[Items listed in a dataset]
□ □ □
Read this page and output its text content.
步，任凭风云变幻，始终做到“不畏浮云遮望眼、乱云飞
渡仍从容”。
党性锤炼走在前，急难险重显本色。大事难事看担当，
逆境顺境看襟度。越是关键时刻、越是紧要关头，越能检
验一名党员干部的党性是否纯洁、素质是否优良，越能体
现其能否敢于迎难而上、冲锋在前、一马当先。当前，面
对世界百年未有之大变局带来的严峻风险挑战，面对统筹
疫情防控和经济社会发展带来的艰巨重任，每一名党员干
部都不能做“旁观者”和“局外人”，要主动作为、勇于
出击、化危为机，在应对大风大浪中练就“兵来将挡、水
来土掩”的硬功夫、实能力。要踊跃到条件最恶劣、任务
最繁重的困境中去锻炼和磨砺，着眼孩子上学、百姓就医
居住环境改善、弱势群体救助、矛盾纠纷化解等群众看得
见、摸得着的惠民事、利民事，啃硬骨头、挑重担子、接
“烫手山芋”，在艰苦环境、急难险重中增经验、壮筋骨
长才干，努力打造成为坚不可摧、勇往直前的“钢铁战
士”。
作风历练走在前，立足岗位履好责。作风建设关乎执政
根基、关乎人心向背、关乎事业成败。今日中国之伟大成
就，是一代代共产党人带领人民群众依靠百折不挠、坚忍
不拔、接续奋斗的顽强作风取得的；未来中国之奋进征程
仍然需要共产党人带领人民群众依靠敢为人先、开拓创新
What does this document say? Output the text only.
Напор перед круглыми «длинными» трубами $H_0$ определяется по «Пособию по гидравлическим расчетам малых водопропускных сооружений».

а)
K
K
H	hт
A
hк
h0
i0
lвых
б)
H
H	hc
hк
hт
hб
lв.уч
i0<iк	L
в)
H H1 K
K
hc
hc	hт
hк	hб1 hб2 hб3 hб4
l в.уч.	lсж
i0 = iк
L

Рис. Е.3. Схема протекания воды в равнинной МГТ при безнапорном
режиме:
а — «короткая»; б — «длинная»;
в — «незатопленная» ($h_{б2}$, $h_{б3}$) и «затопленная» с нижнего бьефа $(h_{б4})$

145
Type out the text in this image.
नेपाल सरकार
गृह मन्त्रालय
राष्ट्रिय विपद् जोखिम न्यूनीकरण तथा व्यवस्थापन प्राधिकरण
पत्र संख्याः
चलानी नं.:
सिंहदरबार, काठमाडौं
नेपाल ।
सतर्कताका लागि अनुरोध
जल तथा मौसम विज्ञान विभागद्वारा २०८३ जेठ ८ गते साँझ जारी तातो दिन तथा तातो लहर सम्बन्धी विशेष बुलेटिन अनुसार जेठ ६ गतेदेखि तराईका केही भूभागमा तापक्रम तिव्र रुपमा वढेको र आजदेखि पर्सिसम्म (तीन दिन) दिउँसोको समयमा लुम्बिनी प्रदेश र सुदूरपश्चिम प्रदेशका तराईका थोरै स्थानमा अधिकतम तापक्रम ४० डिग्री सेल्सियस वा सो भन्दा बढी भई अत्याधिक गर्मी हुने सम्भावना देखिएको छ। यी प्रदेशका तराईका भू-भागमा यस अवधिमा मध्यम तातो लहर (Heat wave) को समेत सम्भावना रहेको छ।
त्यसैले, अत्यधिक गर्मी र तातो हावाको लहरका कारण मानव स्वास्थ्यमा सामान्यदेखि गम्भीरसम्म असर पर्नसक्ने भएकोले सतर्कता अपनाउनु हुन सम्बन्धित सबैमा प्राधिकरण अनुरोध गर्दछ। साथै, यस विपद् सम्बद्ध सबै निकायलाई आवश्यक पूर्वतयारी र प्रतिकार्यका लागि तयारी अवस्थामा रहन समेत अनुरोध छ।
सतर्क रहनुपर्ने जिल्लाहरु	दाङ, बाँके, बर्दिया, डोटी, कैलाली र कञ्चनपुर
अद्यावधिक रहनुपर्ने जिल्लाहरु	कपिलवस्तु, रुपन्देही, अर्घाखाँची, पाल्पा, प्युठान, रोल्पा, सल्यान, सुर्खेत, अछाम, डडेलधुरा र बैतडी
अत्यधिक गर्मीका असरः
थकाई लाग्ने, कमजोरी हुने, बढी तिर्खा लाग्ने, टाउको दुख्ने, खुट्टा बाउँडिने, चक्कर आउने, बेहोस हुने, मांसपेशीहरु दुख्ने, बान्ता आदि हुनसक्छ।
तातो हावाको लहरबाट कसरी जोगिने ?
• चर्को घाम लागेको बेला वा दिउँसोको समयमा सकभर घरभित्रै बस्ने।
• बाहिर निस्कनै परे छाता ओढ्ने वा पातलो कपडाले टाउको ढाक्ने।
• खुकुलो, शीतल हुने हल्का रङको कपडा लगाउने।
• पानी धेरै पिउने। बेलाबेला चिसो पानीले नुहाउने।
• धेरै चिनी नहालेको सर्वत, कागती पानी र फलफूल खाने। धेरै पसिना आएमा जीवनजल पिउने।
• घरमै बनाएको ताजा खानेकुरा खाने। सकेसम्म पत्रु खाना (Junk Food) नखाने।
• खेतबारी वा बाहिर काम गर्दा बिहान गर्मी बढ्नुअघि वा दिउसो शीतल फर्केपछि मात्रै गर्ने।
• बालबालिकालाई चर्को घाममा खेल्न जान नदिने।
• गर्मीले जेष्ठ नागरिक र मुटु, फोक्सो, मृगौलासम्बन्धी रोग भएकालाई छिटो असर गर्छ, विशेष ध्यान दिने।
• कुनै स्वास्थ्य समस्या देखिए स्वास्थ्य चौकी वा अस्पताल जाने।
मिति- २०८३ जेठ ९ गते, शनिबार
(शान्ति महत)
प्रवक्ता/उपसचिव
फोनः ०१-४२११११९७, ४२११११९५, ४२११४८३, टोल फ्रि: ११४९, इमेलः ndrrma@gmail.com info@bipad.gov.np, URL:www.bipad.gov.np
□ □ □
[Set exercise] Write the material out again word for word.

[Worked solution]
Read this page and output its text content.
步，任凭风云变幻，始终做到“不畏浮云遮望眼、乱云飞
渡仍从容”。
党性锤炼走在前，急难险重显本色。大事难事看担当，
逆境顺境看襟度。越是关键时刻、越是紧要关头，越能检
验一名党员干部的党性是否纯洁、素质是否优良，越能体
现其能否敢于迎难而上、冲锋在前、一马当先。当前，面
对世界百年未有之大变局带来的严峻风险挑战，面对统筹
疫情防控和经济社会发展带来的艰巨重任，每一名党员干
部都不能做“旁观者”和“局外人”，要主动作为、勇于
出击、化危为机，在应对大风大浪中练就“兵来将挡、水
来土掩”的硬功夫、实能力。要踊跃到条件最恶劣、任务
最繁重的困境中去锻炼和磨砺，着眼孩子上学、百姓就医
居住环境改善、弱势群体救助、矛盾纠纷化解等群众看得
见、摸得着的惠民事、利民事，啃硬骨头、挑重担子、接
“烫手山芋”，在艰苦环境、急难险重中增经验、壮筋骨
长才干，努力打造成为坚不可摧、勇往直前的“钢铁战
士”。
作风历练走在前，立足岗位履好责。作风建设关乎执政
根基、关乎人心向背、关乎事业成败。今日中国之伟大成
就，是一代代共产党人带领人民群众依靠百折不挠、坚忍
不拔、接续奋斗的顽强作风取得的；未来中国之奋进征程
仍然需要共产党人带领人民群众依靠敢为人先、开拓创新
What does this document say? Output the text only.
Напор перед круглыми «длинными» трубами $H_0$ определяется по «Пособию по гидравлическим расчетам малых водопропускных сооружений».

а)
K
K
H	hт
A
hк
h0
i0
lвых
б)
H
H	hc
hк
hт
hб
lв.уч
i0<iк	L
в)
H H1 K
K
hc
hc	hт
hк	hб1 hб2 hб3 hб4
l в.уч.	lсж
i0 = iк
L

Рис. Е.3. Схема протекания воды в равнинной МГТ при безнапорном
режиме:
а — «короткая»; б — «длинная»;
в — «незатопленная» ($h_{б2}$, $h_{б3}$) и «затопленная» с нижнего бьефа $(h_{б4})$

145
Type out the text in this image.
नेपाल सरकार
गृह मन्त्रालय
राष्ट्रिय विपद् जोखिम न्यूनीकरण तथा व्यवस्थापन प्राधिकरण
पत्र संख्याः
चलानी नं.:
सिंहदरबार, काठमाडौं
नेपाल ।
सतर्कताका लागि अनुरोध
जल तथा मौसम विज्ञान विभागद्वारा २०८३ जेठ ८ गते साँझ जारी तातो दिन तथा तातो लहर सम्बन्धी विशेष बुलेटिन अनुसार जेठ ६ गतेदेखि तराईका केही भूभागमा तापक्रम तिव्र रुपमा वढेको र आजदेखि पर्सिसम्म (तीन दिन) दिउँसोको समयमा लुम्बिनी प्रदेश र सुदूरपश्चिम प्रदेशका तराईका थोरै स्थानमा अधिकतम तापक्रम ४० डिग्री सेल्सियस वा सो भन्दा बढी भई अत्याधिक गर्मी हुने सम्भावना देखिएको छ। यी प्रदेशका तराईका भू-भागमा यस अवधिमा मध्यम तातो लहर (Heat wave) को समेत सम्भावना रहेको छ।
त्यसैले, अत्यधिक गर्मी र तातो हावाको लहरका कारण मानव स्वास्थ्यमा सामान्यदेखि गम्भीरसम्म असर पर्नसक्ने भएकोले सतर्कता अपनाउनु हुन सम्बन्धित सबैमा प्राधिकरण अनुरोध गर्दछ। साथै, यस विपद् सम्बद्ध सबै निकायलाई आवश्यक पूर्वतयारी र प्रतिकार्यका लागि तयारी अवस्थामा रहन समेत अनुरोध छ।
सतर्क रहनुपर्ने जिल्लाहरु	दाङ, बाँके, बर्दिया, डोटी, कैलाली र कञ्चनपुर
अद्यावधिक रहनुपर्ने जिल्लाहरु	कपिलवस्तु, रुपन्देही, अर्घाखाँची, पाल्पा, प्युठान, रोल्पा, सल्यान, सुर्खेत, अछाम, डडेलधुरा र बैतडी
अत्यधिक गर्मीका असरः
थकाई लाग्ने, कमजोरी हुने, बढी तिर्खा लाग्ने, टाउको दुख्ने, खुट्टा बाउँडिने, चक्कर आउने, बेहोस हुने, मांसपेशीहरु दुख्ने, बान्ता आदि हुनसक्छ।
तातो हावाको लहरबाट कसरी जोगिने ?
• चर्को घाम लागेको बेला वा दिउँसोको समयमा सकभर घरभित्रै बस्ने।
• बाहिर निस्कनै परे छाता ओढ्ने वा पातलो कपडाले टाउको ढाक्ने।
• खुकुलो, शीतल हुने हल्का रङको कपडा लगाउने।
• पानी धेरै पिउने। बेलाबेला चिसो पानीले नुहाउने।
• धेरै चिनी नहालेको सर्वत, कागती पानी र फलफूल खाने। धेरै पसिना आएमा जीवनजल पिउने।
• घरमै बनाएको ताजा खानेकुरा खाने। सकेसम्म पत्रु खाना (Junk Food) नखाने।
• खेतबारी वा बाहिर काम गर्दा बिहान गर्मी बढ्नुअघि वा दिउसो शीतल फर्केपछि मात्रै गर्ने।
• बालबालिकालाई चर्को घाममा खेल्न जान नदिने।
• गर्मीले जेष्ठ नागरिक र मुटु, फोक्सो, मृगौलासम्बन्धी रोग भएकालाई छिटो असर गर्छ, विशेष ध्यान दिने।
• कुनै स्वास्थ्य समस्या देखिए स्वास्थ्य चौकी वा अस्पताल जाने।
मिति- २०८३ जेठ ९ गते, शनिबार
(शान्ति महत)
प्रवक्ता/उपसचिव
फोनः ०१-४२११११९७, ४२११११९५, ४२११४८३, टोल फ्रि: ११४९, इमेलः ndrrma@gmail.com info@bipad.gov.np, URL:www.bipad.gov.np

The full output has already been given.